== WHAT IS EXPECTED ==
Using the records below, locate all lines containing "ALPACA" and return them.

[Source data]

────────────────────────────────────────

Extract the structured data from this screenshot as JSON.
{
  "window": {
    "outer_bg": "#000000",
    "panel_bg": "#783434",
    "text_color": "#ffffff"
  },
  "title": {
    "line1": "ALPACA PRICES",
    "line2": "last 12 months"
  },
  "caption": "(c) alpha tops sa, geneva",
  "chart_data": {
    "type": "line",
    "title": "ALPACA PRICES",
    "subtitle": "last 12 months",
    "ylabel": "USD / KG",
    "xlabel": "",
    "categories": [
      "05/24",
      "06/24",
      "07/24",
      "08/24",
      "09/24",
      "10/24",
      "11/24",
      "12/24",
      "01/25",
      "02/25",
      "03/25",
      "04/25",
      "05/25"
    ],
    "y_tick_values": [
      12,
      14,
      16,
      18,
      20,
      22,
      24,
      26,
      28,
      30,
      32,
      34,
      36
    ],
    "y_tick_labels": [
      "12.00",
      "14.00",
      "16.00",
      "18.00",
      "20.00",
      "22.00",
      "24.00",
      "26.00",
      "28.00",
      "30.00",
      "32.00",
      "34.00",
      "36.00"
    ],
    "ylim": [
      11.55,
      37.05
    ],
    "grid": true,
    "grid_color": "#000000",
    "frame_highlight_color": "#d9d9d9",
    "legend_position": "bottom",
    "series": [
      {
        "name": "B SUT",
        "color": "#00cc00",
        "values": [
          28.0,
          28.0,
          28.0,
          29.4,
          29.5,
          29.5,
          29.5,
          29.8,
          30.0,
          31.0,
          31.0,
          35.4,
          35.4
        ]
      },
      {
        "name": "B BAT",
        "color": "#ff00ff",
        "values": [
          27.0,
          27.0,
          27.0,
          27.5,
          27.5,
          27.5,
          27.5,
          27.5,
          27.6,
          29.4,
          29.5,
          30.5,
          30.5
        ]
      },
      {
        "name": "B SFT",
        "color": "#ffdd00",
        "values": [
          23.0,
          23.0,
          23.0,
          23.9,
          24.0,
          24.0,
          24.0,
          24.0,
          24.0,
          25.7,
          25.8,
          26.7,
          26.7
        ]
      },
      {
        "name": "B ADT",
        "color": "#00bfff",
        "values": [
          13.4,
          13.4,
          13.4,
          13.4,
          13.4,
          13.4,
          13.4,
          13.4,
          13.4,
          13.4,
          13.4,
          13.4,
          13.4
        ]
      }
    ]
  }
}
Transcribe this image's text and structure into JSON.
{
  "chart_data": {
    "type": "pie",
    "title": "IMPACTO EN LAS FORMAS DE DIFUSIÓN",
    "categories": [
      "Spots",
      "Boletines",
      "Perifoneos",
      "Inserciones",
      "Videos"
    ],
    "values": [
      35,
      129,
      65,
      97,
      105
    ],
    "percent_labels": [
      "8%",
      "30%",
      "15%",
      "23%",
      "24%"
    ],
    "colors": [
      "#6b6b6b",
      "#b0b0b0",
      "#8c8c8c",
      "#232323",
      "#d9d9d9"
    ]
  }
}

────────────────────────────────────────

== REPLY ==
    "line1": "ALPACA PRICES",
    "title": "ALPACA PRICES",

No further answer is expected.